▶ **GOAL**
The data below is to be returned in full and exactly.

::: SUPPLIED MATERIAL

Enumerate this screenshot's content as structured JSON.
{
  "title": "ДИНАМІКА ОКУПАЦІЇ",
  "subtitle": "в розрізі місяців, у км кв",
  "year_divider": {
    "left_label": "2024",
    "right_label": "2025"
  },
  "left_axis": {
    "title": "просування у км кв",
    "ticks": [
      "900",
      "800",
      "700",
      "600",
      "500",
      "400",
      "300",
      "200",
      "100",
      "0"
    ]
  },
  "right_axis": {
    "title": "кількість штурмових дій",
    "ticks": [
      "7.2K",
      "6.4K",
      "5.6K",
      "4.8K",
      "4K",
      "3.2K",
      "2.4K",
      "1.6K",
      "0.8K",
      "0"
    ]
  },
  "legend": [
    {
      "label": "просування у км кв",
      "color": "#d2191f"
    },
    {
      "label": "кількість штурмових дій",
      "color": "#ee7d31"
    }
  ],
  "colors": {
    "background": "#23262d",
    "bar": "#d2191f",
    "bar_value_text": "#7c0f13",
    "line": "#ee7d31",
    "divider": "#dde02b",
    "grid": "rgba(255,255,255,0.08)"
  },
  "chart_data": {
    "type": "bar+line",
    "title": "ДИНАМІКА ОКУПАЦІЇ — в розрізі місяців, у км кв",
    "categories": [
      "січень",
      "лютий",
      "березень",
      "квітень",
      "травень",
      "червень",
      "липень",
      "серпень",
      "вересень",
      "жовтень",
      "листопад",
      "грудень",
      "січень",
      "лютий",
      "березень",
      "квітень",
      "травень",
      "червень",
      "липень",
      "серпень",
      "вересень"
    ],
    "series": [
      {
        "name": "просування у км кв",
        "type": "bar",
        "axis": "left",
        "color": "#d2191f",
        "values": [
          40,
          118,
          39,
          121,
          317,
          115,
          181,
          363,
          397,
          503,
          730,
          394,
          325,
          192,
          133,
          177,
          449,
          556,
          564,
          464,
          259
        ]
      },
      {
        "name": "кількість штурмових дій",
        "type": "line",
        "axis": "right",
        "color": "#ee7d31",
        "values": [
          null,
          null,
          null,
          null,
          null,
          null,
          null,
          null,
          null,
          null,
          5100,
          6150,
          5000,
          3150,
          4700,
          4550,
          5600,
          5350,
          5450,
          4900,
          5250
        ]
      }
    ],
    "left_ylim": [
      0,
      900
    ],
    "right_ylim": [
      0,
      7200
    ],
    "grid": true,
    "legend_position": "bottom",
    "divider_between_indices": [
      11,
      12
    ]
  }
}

::::::

▶ **RESULT OF THE TASK**
Enumerate this screenshot's content as structured JSON.
{
  "title": "ДИНАМІКА ОКУПАЦІЇ",
  "subtitle": "в розрізі місяців, у км кв",
  "year_divider": {
    "left_label": "2024",
    "right_label": "2025"
  },
  "left_axis": {
    "title": "просування у км кв",
    "ticks": [
      "900",
      "800",
      "700",
      "600",
      "500",
      "400",
      "300",
      "200",
      "100",
      "0"
    ]
  },
  "right_axis": {
    "title": "кількість штурмових дій",
    "ticks": [
      "7.2K",
      "6.4K",
      "5.6K",
      "4.8K",
      "4K",
      "3.2K",
      "2.4K",
      "1.6K",
      "0.8K",
      "0"
    ]
  },
  "legend": [
    {
      "label": "просування у км кв",
      "color": "#d2191f"
    },
    {
      "label": "кількість штурмових дій",
      "color": "#ee7d31"
    }
  ],
  "colors": {
    "background": "#23262d",
    "bar": "#d2191f",
    "bar_value_text": "#7c0f13",
    "line": "#ee7d31",
    "divider": "#dde02b",
    "grid": "rgba(255,255,255,0.08)"
  },
  "chart_data": {
    "type": "bar+line",
    "title": "ДИНАМІКА ОКУПАЦІЇ — в розрізі місяців, у км кв",
    "categories": [
      "січень",
      "лютий",
      "березень",
      "квітень",
      "травень",
      "червень",
      "липень",
      "серпень",
      "вересень",
      "жовтень",
      "листопад",
      "грудень",
      "січень",
      "лютий",
      "березень",
      "квітень",
      "травень",
      "червень",
      "липень",
      "серпень",
      "вересень"
    ],
    "series": [
      {
        "name": "просування у км кв",
        "type": "bar",
        "axis": "left",
        "color": "#d2191f",
        "values": [
          40,
          118,
          39,
          121,
          317,
          115,
          181,
          363,
          397,
          503,
          730,
          394,
          325,
          192,
          133,
          177,
          449,
          556,
          564,
          464,
          259
        ]
      },
      {
        "name": "кількість штурмових дій",
        "type": "line",
        "axis": "right",
        "color": "#ee7d31",
        "values": [
          null,
          null,
          null,
          null,
          null,
          null,
          null,
          null,
          null,
          null,
          5100,
          6150,
          5000,
          3150,
          4700,
          4550,
          5600,
          5350,
          5450,
          4900,
          5250
        ]
      }
    ],
    "left_ylim": [
      0,
      900
    ],
    "right_ylim": [
      0,
      7200
    ],
    "grid": true,
    "legend_position": "bottom",
    "divider_between_indices": [
      11,
      12
    ]
  }
}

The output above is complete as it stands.